## Written problem
Collect each line of the records containing the string "Maintenance".

[Dataset entries]
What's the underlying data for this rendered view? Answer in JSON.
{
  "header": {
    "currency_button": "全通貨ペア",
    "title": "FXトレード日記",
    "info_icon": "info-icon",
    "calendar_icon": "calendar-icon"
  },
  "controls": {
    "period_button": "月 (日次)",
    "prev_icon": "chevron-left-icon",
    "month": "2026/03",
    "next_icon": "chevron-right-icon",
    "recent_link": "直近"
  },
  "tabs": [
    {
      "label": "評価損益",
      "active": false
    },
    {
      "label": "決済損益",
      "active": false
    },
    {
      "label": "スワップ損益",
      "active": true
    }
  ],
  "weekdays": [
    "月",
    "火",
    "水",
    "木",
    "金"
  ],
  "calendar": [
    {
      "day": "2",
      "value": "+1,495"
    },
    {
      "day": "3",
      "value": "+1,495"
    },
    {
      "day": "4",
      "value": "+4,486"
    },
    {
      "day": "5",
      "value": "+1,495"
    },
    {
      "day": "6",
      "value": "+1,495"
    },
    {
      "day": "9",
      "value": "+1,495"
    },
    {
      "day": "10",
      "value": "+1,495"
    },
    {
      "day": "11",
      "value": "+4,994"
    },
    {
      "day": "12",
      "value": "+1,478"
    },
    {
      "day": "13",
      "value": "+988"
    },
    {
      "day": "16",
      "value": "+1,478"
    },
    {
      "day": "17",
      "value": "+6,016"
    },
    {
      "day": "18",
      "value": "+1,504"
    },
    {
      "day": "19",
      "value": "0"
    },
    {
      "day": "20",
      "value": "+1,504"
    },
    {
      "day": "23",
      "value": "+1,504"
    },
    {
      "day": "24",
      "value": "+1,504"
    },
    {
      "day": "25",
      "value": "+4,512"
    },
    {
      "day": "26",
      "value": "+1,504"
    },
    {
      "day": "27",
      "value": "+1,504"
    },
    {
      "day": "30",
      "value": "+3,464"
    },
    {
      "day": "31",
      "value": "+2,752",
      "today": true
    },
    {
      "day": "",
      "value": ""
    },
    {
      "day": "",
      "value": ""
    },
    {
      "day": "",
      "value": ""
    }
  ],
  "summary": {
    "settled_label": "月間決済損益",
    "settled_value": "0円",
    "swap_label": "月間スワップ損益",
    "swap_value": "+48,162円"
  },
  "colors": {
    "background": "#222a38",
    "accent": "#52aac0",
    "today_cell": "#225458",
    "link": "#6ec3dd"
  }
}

--

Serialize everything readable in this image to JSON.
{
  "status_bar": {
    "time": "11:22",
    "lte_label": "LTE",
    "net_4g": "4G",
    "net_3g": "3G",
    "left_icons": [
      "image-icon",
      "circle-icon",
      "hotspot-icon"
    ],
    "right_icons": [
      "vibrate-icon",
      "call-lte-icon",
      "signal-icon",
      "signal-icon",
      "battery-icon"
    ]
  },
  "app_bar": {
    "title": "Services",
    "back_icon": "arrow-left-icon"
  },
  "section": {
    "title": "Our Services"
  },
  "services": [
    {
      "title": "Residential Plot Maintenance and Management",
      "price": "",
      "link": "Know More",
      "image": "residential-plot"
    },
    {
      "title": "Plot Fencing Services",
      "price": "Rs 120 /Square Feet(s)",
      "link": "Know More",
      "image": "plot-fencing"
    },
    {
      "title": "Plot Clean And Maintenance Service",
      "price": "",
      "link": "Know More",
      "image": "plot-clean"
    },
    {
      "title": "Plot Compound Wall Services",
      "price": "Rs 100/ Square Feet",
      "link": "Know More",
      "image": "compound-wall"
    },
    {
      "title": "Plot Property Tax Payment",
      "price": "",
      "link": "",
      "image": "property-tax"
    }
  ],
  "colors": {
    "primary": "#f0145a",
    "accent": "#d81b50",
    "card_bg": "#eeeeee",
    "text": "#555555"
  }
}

## Solution to this problem
      "title": "Residential Plot Maintenance and Management",
      "title": "Plot Clean And Maintenance Service",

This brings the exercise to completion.